[Dataset excerpts]
⟨
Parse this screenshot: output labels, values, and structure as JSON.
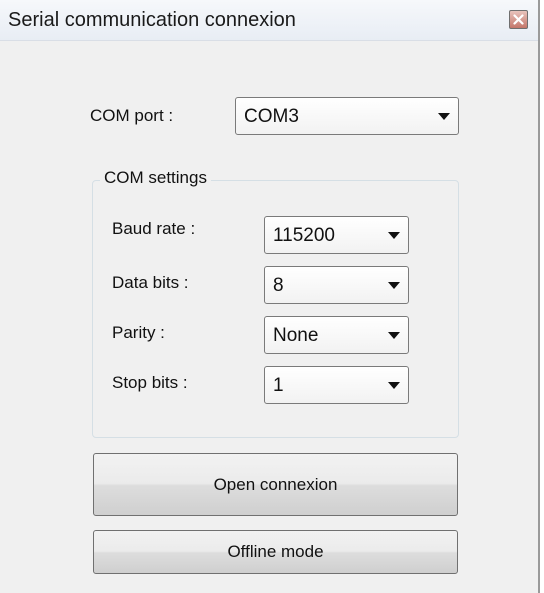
{
  "window": {
    "title": "Serial communication connexion"
  },
  "com_port": {
    "label": "COM port :",
    "value": "COM3"
  },
  "com_settings": {
    "legend": "COM settings",
    "baud_rate": {
      "label": "Baud rate :",
      "value": "115200"
    },
    "data_bits": {
      "label": "Data bits :",
      "value": "8"
    },
    "parity": {
      "label": "Parity :",
      "value": "None"
    },
    "stop_bits": {
      "label": "Stop bits :",
      "value": "1"
    }
  },
  "buttons": {
    "open": "Open connexion",
    "offline": "Offline mode"
  },
  "icons": {
    "close": "close-icon",
    "dropdown": "chevron-down-icon"
  },
  "colors": {
    "window_bg": "#f0f0f0",
    "close_button": "#c4766a"
  }
}
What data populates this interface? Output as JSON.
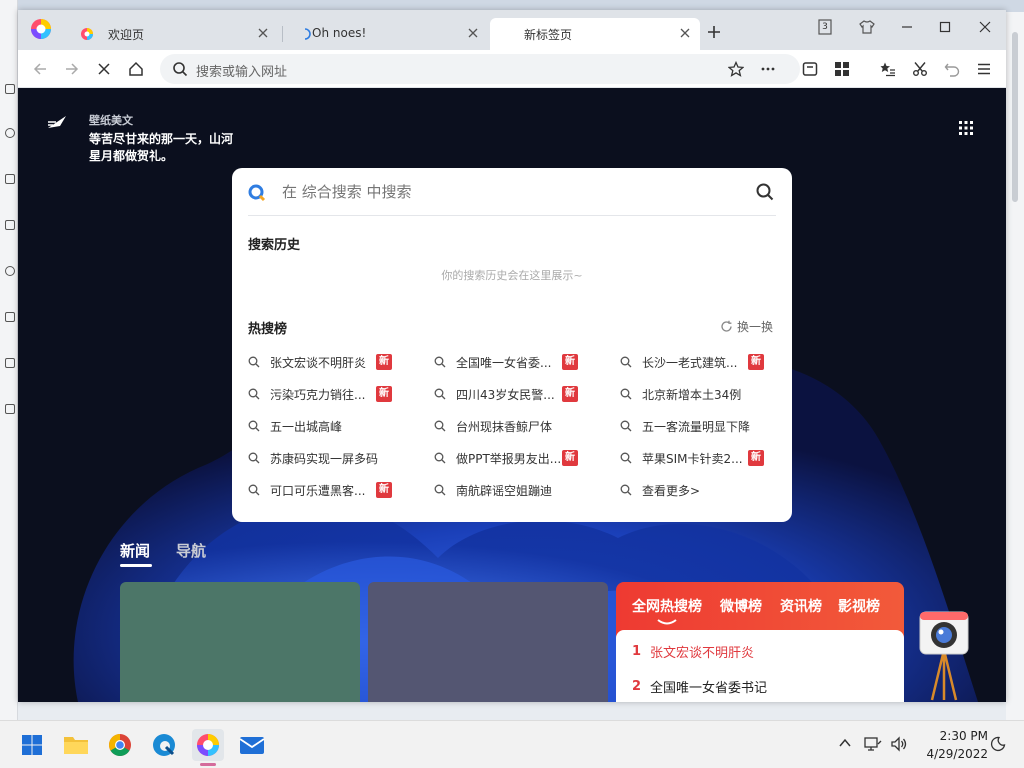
{
  "browser": {
    "tabs": [
      {
        "label": "欢迎页",
        "active": false
      },
      {
        "label": "Oh noes!",
        "active": false
      },
      {
        "label": "新标签页",
        "active": true
      }
    ],
    "tab_count_badge": "3",
    "address_placeholder": "搜索或输入网址"
  },
  "wallpaper": {
    "source": "壁纸美文",
    "text": "等苦尽甘来的那一天，山河星月都做贺礼。"
  },
  "search": {
    "placeholder": "在 综合搜索 中搜索",
    "history_title": "搜索历史",
    "history_empty": "你的搜索历史会在这里展示~",
    "hot_title": "热搜榜",
    "refresh_label": "换一换",
    "new_badge": "新",
    "hot_items": [
      {
        "text": "张文宏谈不明肝炎",
        "badge": true
      },
      {
        "text": "全国唯一女省委...",
        "badge": true
      },
      {
        "text": "长沙一老式建筑...",
        "badge": true
      },
      {
        "text": "污染巧克力销往...",
        "badge": true
      },
      {
        "text": "四川43岁女民警...",
        "badge": true
      },
      {
        "text": "北京新增本土34例",
        "badge": false
      },
      {
        "text": "五一出城高峰",
        "badge": false
      },
      {
        "text": "台州现抹香鲸尸体",
        "badge": false
      },
      {
        "text": "五一客流量明显下降",
        "badge": false
      },
      {
        "text": "苏康码实现一屏多码",
        "badge": false
      },
      {
        "text": "做PPT举报男友出...",
        "badge": true
      },
      {
        "text": "苹果SIM卡针卖2...",
        "badge": true
      },
      {
        "text": "可口可乐遭黑客...",
        "badge": true
      },
      {
        "text": "南航辟谣空姐蹦迪",
        "badge": false
      },
      {
        "text": "查看更多>",
        "badge": false
      }
    ]
  },
  "news_tabs": [
    "新闻",
    "导航"
  ],
  "hot_panel": {
    "tabs": [
      "全网热搜榜",
      "微博榜",
      "资讯榜",
      "影视榜"
    ],
    "items": [
      {
        "rank": "1",
        "text": "张文宏谈不明肝炎"
      },
      {
        "rank": "2",
        "text": "全国唯一女省委书记"
      }
    ]
  },
  "taskbar": {
    "time": "2:30 PM",
    "date": "4/29/2022",
    "apps": [
      "start-icon",
      "file-explorer-icon",
      "chrome-icon",
      "edge-icon",
      "browser-icon",
      "mail-icon"
    ]
  },
  "colors": {
    "accent_red": "#e0393e",
    "page_bg": "#0b0f1e",
    "news_card_1": "#4c7668",
    "news_card_2": "#545672"
  }
}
⟩
Work to be completed —
Repeat each record exactly as shown above, dropping all images.

Answer to this problem —
Parse this screenshot: output labels, values, and structure as JSON.
{
  "window": {
    "title": "Serial communication connexion"
  },
  "com_port": {
    "label": "COM port :",
    "value": "COM3"
  },
  "com_settings": {
    "legend": "COM settings",
    "baud_rate": {
      "label": "Baud rate :",
      "value": "115200"
    },
    "data_bits": {
      "label": "Data bits :",
      "value": "8"
    },
    "parity": {
      "label": "Parity :",
      "value": "None"
    },
    "stop_bits": {
      "label": "Stop bits :",
      "value": "1"
    }
  },
  "buttons": {
    "open": "Open connexion",
    "offline": "Offline mode"
  },
  "icons": {
    "close": "close-icon",
    "dropdown": "chevron-down-icon"
  },
  "colors": {
    "window_bg": "#f0f0f0",
    "close_button": "#c4766a"
  }
}
What data populates this interface? Output as JSON.
{
  "browser": {
    "tabs": [
      {
        "label": "欢迎页",
        "active": false
      },
      {
        "label": "Oh noes!",
        "active": false
      },
      {
        "label": "新标签页",
        "active": true
      }
    ],
    "tab_count_badge": "3",
    "address_placeholder": "搜索或输入网址"
  },
  "wallpaper": {
    "source": "壁纸美文",
    "text": "等苦尽甘来的那一天，山河星月都做贺礼。"
  },
  "search": {
    "placeholder": "在 综合搜索 中搜索",
    "history_title": "搜索历史",
    "history_empty": "你的搜索历史会在这里展示~",
    "hot_title": "热搜榜",
    "refresh_label": "换一换",
    "new_badge": "新",
    "hot_items": [
      {
        "text": "张文宏谈不明肝炎",
        "badge": true
      },
      {
        "text": "全国唯一女省委...",
        "badge": true
      },
      {
        "text": "长沙一老式建筑...",
        "badge": true
      },
      {
        "text": "污染巧克力销往...",
        "badge": true
      },
      {
        "text": "四川43岁女民警...",
        "badge": true
      },
      {
        "text": "北京新增本土34例",
        "badge": false
      },
      {
        "text": "五一出城高峰",
        "badge": false
      },
      {
        "text": "台州现抹香鲸尸体",
        "badge": false
      },
      {
        "text": "五一客流量明显下降",
        "badge": false
      },
      {
        "text": "苏康码实现一屏多码",
        "badge": false
      },
      {
        "text": "做PPT举报男友出...",
        "badge": true
      },
      {
        "text": "苹果SIM卡针卖2...",
        "badge": true
      },
      {
        "text": "可口可乐遭黑客...",
        "badge": true
      },
      {
        "text": "南航辟谣空姐蹦迪",
        "badge": false
      },
      {
        "text": "查看更多>",
        "badge": false
      }
    ]
  },
  "news_tabs": [
    "新闻",
    "导航"
  ],
  "hot_panel": {
    "tabs": [
      "全网热搜榜",
      "微博榜",
      "资讯榜",
      "影视榜"
    ],
    "items": [
      {
        "rank": "1",
        "text": "张文宏谈不明肝炎"
      },
      {
        "rank": "2",
        "text": "全国唯一女省委书记"
      }
    ]
  },
  "taskbar": {
    "time": "2:30 PM",
    "date": "4/29/2022",
    "apps": [
      "start-icon",
      "file-explorer-icon",
      "chrome-icon",
      "edge-icon",
      "browser-icon",
      "mail-icon"
    ]
  },
  "colors": {
    "accent_red": "#e0393e",
    "page_bg": "#0b0f1e",
    "news_card_1": "#4c7668",
    "news_card_2": "#545672"
  }
}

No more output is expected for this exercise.